Problem to work on — Reproduce all entries precisely, down to the last character.

Material provided —

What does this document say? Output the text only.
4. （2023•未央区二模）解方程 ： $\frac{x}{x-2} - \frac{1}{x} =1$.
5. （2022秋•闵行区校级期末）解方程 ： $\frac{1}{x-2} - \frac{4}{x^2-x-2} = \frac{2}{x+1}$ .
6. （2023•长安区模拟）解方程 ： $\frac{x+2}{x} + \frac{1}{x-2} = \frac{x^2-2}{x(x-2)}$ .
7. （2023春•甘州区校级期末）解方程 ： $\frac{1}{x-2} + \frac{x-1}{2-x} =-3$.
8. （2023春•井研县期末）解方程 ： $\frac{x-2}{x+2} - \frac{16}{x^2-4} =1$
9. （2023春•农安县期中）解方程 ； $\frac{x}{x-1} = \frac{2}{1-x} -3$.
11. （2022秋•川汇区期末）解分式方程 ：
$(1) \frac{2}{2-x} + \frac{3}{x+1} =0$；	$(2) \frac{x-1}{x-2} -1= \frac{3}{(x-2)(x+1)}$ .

Exercise output —
What does this document say? Output the text only.
4. （2023•未央区二模）解方程 ： $\frac{x}{x-2} - \frac{1}{x} =1$.
5. （2022秋•闵行区校级期末）解方程 ： $\frac{1}{x-2} - \frac{4}{x^2-x-2} = \frac{2}{x+1}$ .
6. （2023•长安区模拟）解方程 ： $\frac{x+2}{x} + \frac{1}{x-2} = \frac{x^2-2}{x(x-2)}$ .
7. （2023春•甘州区校级期末）解方程 ： $\frac{1}{x-2} + \frac{x-1}{2-x} =-3$.
8. （2023春•井研县期末）解方程 ： $\frac{x-2}{x+2} - \frac{16}{x^2-4} =1$
9. （2023春•农安县期中）解方程 ； $\frac{x}{x-1} = \frac{2}{1-x} -3$.
11. （2022秋•川汇区期末）解分式方程 ：
$(1) \frac{2}{2-x} + \frac{3}{x+1} =0$；	$(2) \frac{x-1}{x-2} -1= \frac{3}{(x-2)(x+1)}$ .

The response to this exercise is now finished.